What you need to do :: Your task is to repeat the lines below exactly, excluding any pictures they contain.

Exercise inputs ::
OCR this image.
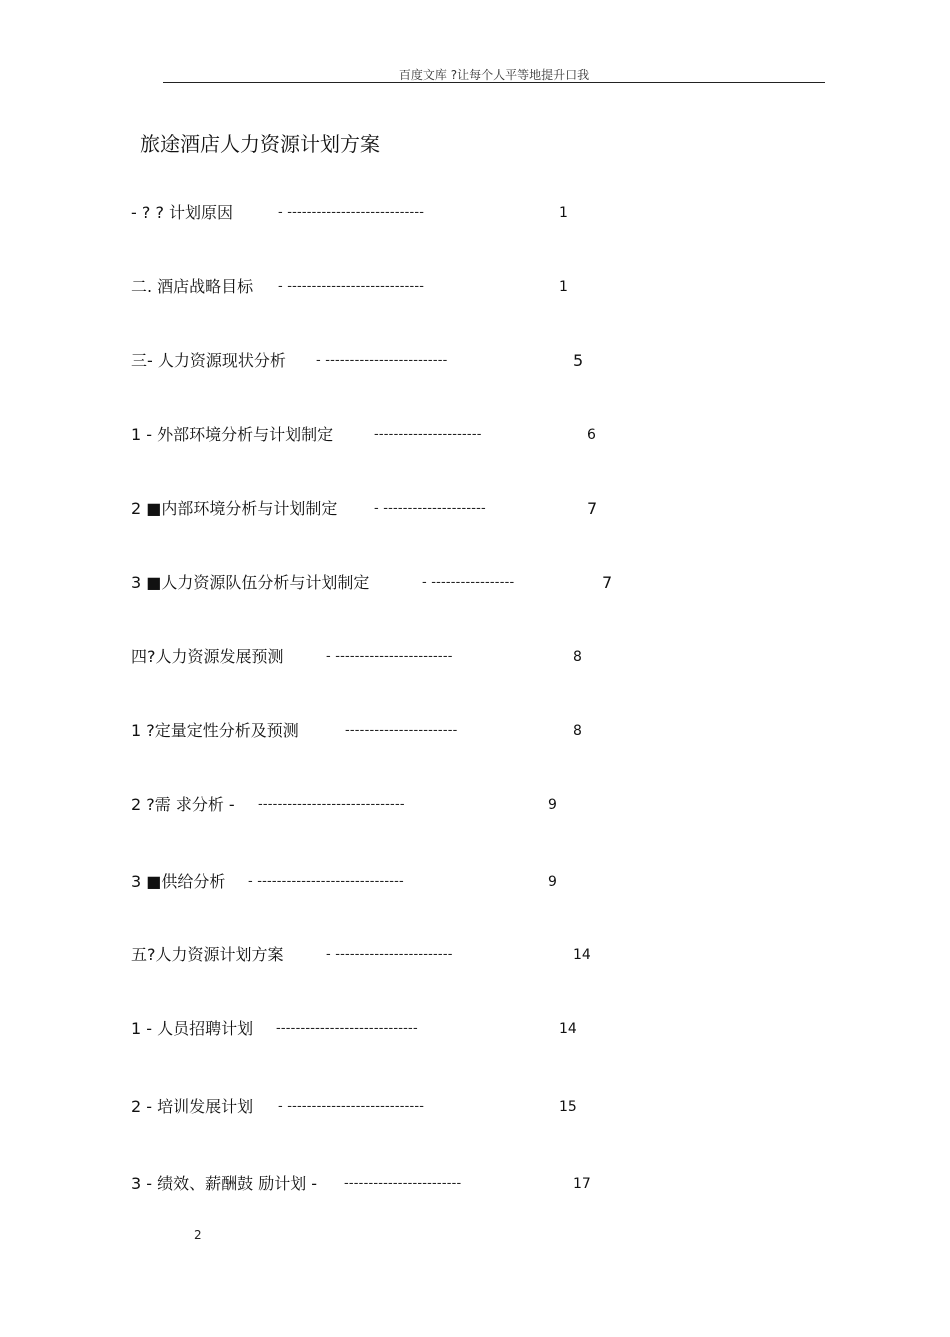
百度文库 ?让每个人平等地提升口我
旅途酒店人力资源计划方案
- ? ? 计划原因	- ----------------------------	1
二. 酒店战略目标 - ----------------------------	1
三- 人力资源现状分析 - -------------------------	5
1 - 外部环境分析与计划制定	----------------------	6
2 ■内部环境分析与计划制定	- ---------------------	7
3 ■人力资源队伍分析与计划制定	- -----------------	7
四?人力资源发展预测	- ------------------------	8
1 ?定量定性分析及预测	-----------------------	8
2 ?需 求分析 - ------------------------------	9
3 ■供给分析 - ------------------------------	9
五?人力资源计划方案	- ------------------------	14
1 - 人员招聘计划 -----------------------------	14
2 - 培训发展计划 - ----------------------------	15
3 - 绩效、薪酬鼓 励计划 - ------------------------	17
2
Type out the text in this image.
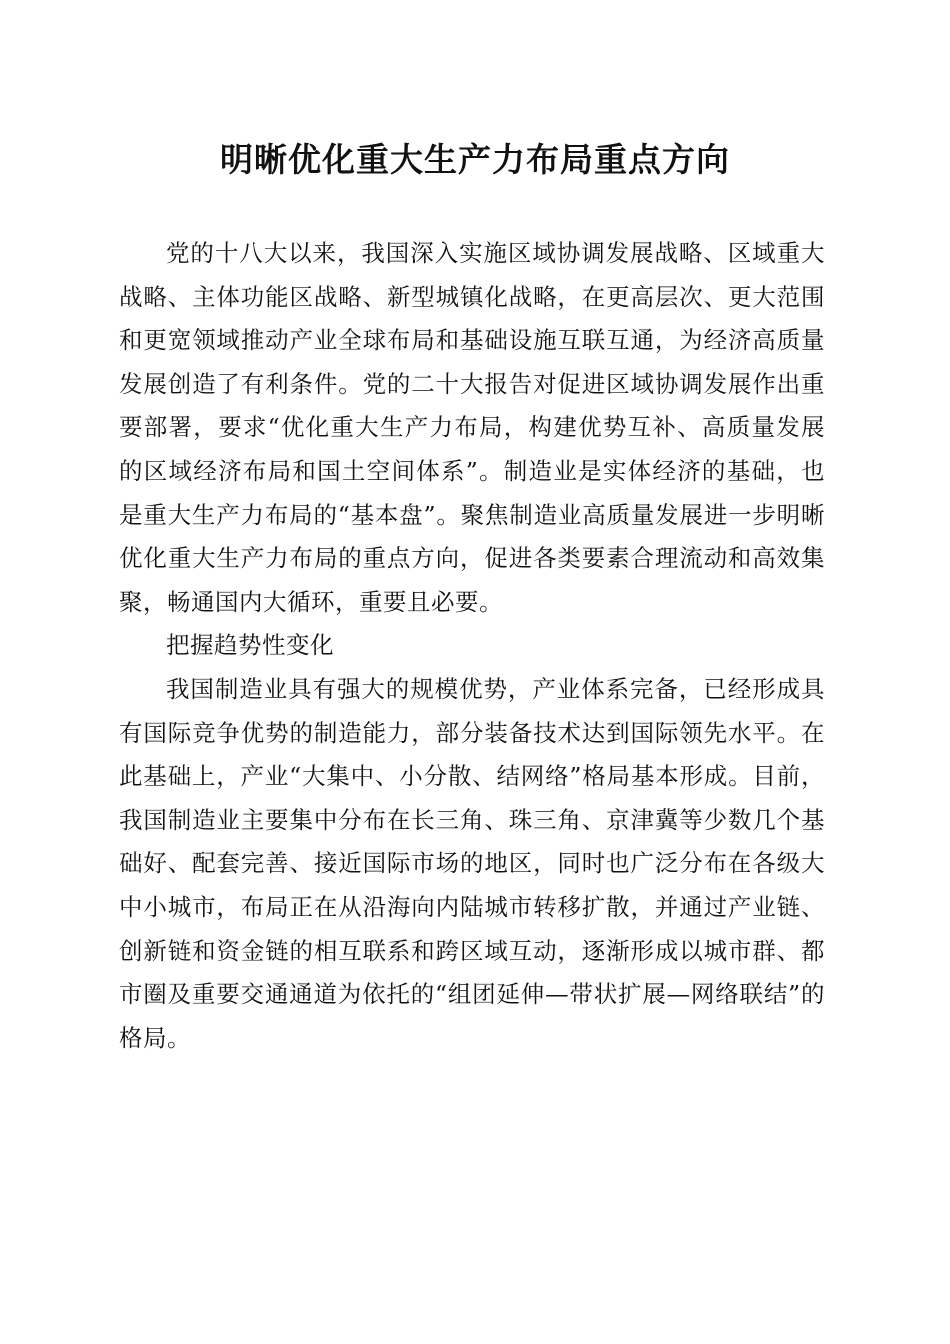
明晰优化重大生产力布局重点方向

党的十八大以来，我国深入实施区域协调发展战略、区域重大战略、主体功能区战略、新型城镇化战略，在更高层次、更大范围和更宽领域推动产业全球布局和基础设施互联互通，为经济高质量发展创造了有利条件。党的二十大报告对促进区域协调发展作出重要部署，要求“优化重大生产力布局，构建优势互补、高质量发展的区域经济布局和国土空间体系”。制造业是实体经济的基础，也是重大生产力布局的“基本盘”。聚焦制造业高质量发展进一步明晰优化重大生产力布局的重点方向，促进各类要素合理流动和高效集聚，畅通国内大循环，重要且必要。

把握趋势性变化

我国制造业具有强大的规模优势，产业体系完备，已经形成具有国际竞争优势的制造能力，部分装备技术达到国际领先水平。在此基础上，产业“大集中、小分散、结网络”格局基本形成。目前，我国制造业主要集中分布在长三角、珠三角、京津冀等少数几个基础好、配套完善、接近国际市场的地区，同时也广泛分布在各级大中小城市，布局正在从沿海向内陆城市转移扩散，并通过产业链、创新链和资金链的相互联系和跨区域互动，逐渐形成以城市群、都市圈及重要交通通道为依托的“组团延伸—带状扩展—网络联结”的格局。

Answer to this exercise ::
OCR this image.
百度文库 ?让每个人平等地提升口我
旅途酒店人力资源计划方案
- ? ? 计划原因	- ----------------------------	1
二. 酒店战略目标 - ----------------------------	1
三- 人力资源现状分析 - -------------------------	5
1 - 外部环境分析与计划制定	----------------------	6
2 ■内部环境分析与计划制定	- ---------------------	7
3 ■人力资源队伍分析与计划制定	- -----------------	7
四?人力资源发展预测	- ------------------------	8
1 ?定量定性分析及预测	-----------------------	8
2 ?需 求分析 - ------------------------------	9
3 ■供给分析 - ------------------------------	9
五?人力资源计划方案	- ------------------------	14
1 - 人员招聘计划 -----------------------------	14
2 - 培训发展计划 - ----------------------------	15
3 - 绩效、薪酬鼓 励计划 - ------------------------	17
2
Type out the text in this image.
明晰优化重大生产力布局重点方向

党的十八大以来，我国深入实施区域协调发展战略、区域重大战略、主体功能区战略、新型城镇化战略，在更高层次、更大范围和更宽领域推动产业全球布局和基础设施互联互通，为经济高质量发展创造了有利条件。党的二十大报告对促进区域协调发展作出重要部署，要求“优化重大生产力布局，构建优势互补、高质量发展的区域经济布局和国土空间体系”。制造业是实体经济的基础，也是重大生产力布局的“基本盘”。聚焦制造业高质量发展进一步明晰优化重大生产力布局的重点方向，促进各类要素合理流动和高效集聚，畅通国内大循环，重要且必要。

把握趋势性变化

我国制造业具有强大的规模优势，产业体系完备，已经形成具有国际竞争优势的制造能力，部分装备技术达到国际领先水平。在此基础上，产业“大集中、小分散、结网络”格局基本形成。目前，我国制造业主要集中分布在长三角、珠三角、京津冀等少数几个基础好、配套完善、接近国际市场的地区，同时也广泛分布在各级大中小城市，布局正在从沿海向内陆城市转移扩散，并通过产业链、创新链和资金链的相互联系和跨区域互动，逐渐形成以城市群、都市圈及重要交通通道为依托的“组团延伸—带状扩展—网络联结”的格局。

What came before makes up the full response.